▸ **What is required**
In this exercise, return only the lines that run from the line with "Output the text content of this document." to the end of the entries below, both included. Pictures are not copied.

▸ **Entries shown**
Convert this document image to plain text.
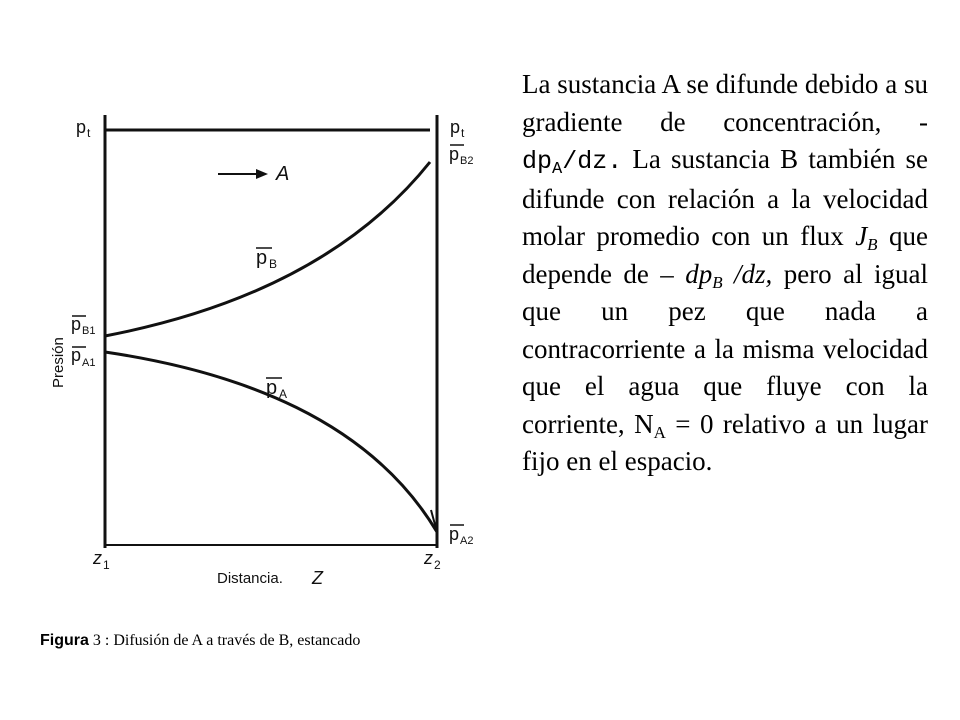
A
Presión
p t
p B1
p A1
p t
p B2
p A2
p B
p A
z 1	z 2
Distancia. Z

La sustancia A se difunde debido a su gradiente de concentración, - $dp_A/dz$. La sustancia B también se difunde con relación a la velocidad molar promedio con un flux $J_B$ que depende de – $dp_B$ /dz, pero al igual que un pez que nada a contracorriente a la misma velocidad que el agua que fluye con la corriente, $N_A = 0$ relativo a un lugar fijo en el espacio.

Figura 3 : Difusión de A a través de B, estancado
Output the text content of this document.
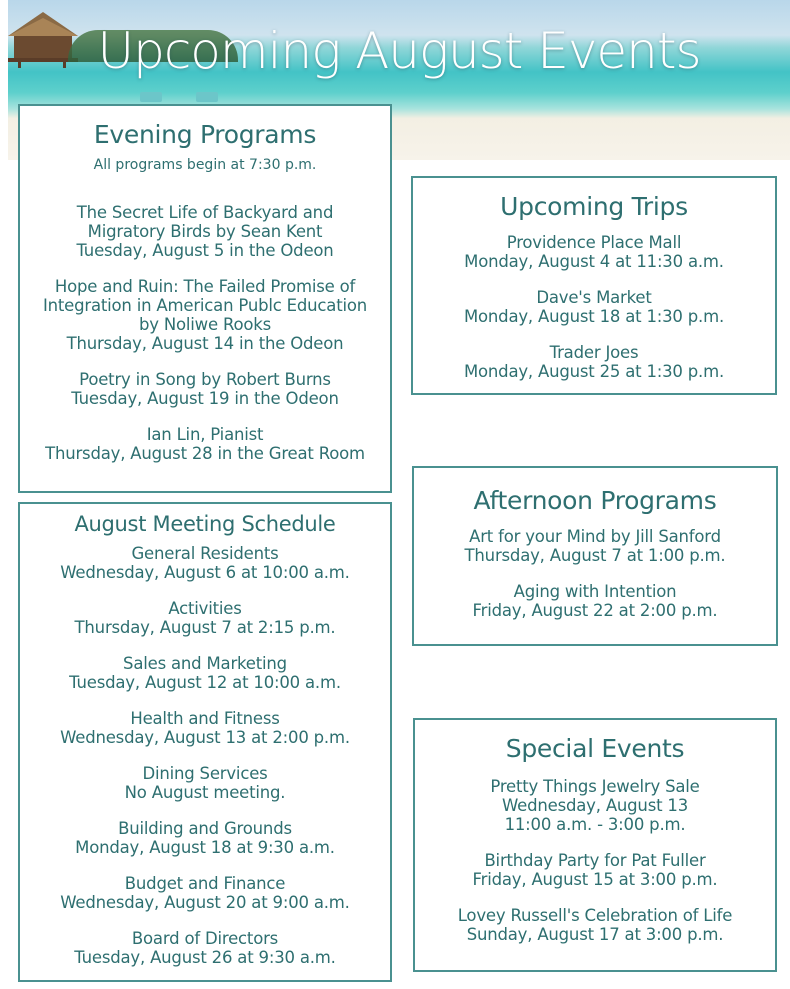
Upcoming August Events
Evening Programs
All programs begin at 7:30 p.m.
The Secret Life of Backyard and
Migratory Birds by Sean Kent
Tuesday, August 5 in the Odeon
Hope and Ruin: The Failed Promise of
Integration in American Publc Education
by Noliwe Rooks
Thursday, August 14 in the Odeon
Poetry in Song by Robert Burns
Tuesday, August 19 in the Odeon
Ian Lin, Pianist
Thursday, August 28 in the Great Room
Upcoming Trips
Providence Place Mall
Monday, August 4 at 11:30 a.m.
Dave's Market
Monday, August 18 at 1:30 p.m.
Trader Joes
Monday, August 25 at 1:30 p.m.
August Meeting Schedule
General Residents
Wednesday, August 6 at 10:00 a.m.
Activities
Thursday, August 7 at 2:15 p.m.
Sales and Marketing
Tuesday, August 12 at 10:00 a.m.
Health and Fitness
Wednesday, August 13 at 2:00 p.m.
Dining Services
No August meeting.
Building and Grounds
Monday, August 18 at 9:30 a.m.
Budget and Finance
Wednesday, August 20 at 9:00 a.m.
Board of Directors
Tuesday, August 26 at 9:30 a.m.
Afternoon Programs
Art for your Mind by Jill Sanford
Thursday, August 7 at 1:00 p.m.
Aging with Intention
Friday, August 22 at 2:00 p.m.
Special Events
Pretty Things Jewelry Sale
Wednesday, August 13
11:00 a.m. - 3:00 p.m.
Birthday Party for Pat Fuller
Friday, August 15 at 3:00 p.m.
Lovey Russell's Celebration of Life
Sunday, August 17 at 3:00 p.m.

▸ **Complete output**
Output the text content of this document.
Upcoming August Events
Evening Programs
All programs begin at 7:30 p.m.
The Secret Life of Backyard and
Migratory Birds by Sean Kent
Tuesday, August 5 in the Odeon
Hope and Ruin: The Failed Promise of
Integration in American Publc Education
by Noliwe Rooks
Thursday, August 14 in the Odeon
Poetry in Song by Robert Burns
Tuesday, August 19 in the Odeon
Ian Lin, Pianist
Thursday, August 28 in the Great Room
Upcoming Trips
Providence Place Mall
Monday, August 4 at 11:30 a.m.
Dave's Market
Monday, August 18 at 1:30 p.m.
Trader Joes
Monday, August 25 at 1:30 p.m.
August Meeting Schedule
General Residents
Wednesday, August 6 at 10:00 a.m.
Activities
Thursday, August 7 at 2:15 p.m.
Sales and Marketing
Tuesday, August 12 at 10:00 a.m.
Health and Fitness
Wednesday, August 13 at 2:00 p.m.
Dining Services
No August meeting.
Building and Grounds
Monday, August 18 at 9:30 a.m.
Budget and Finance
Wednesday, August 20 at 9:00 a.m.
Board of Directors
Tuesday, August 26 at 9:30 a.m.
Afternoon Programs
Art for your Mind by Jill Sanford
Thursday, August 7 at 1:00 p.m.
Aging with Intention
Friday, August 22 at 2:00 p.m.
Special Events
Pretty Things Jewelry Sale
Wednesday, August 13
11:00 a.m. - 3:00 p.m.
Birthday Party for Pat Fuller
Friday, August 15 at 3:00 p.m.
Lovey Russell's Celebration of Life
Sunday, August 17 at 3:00 p.m.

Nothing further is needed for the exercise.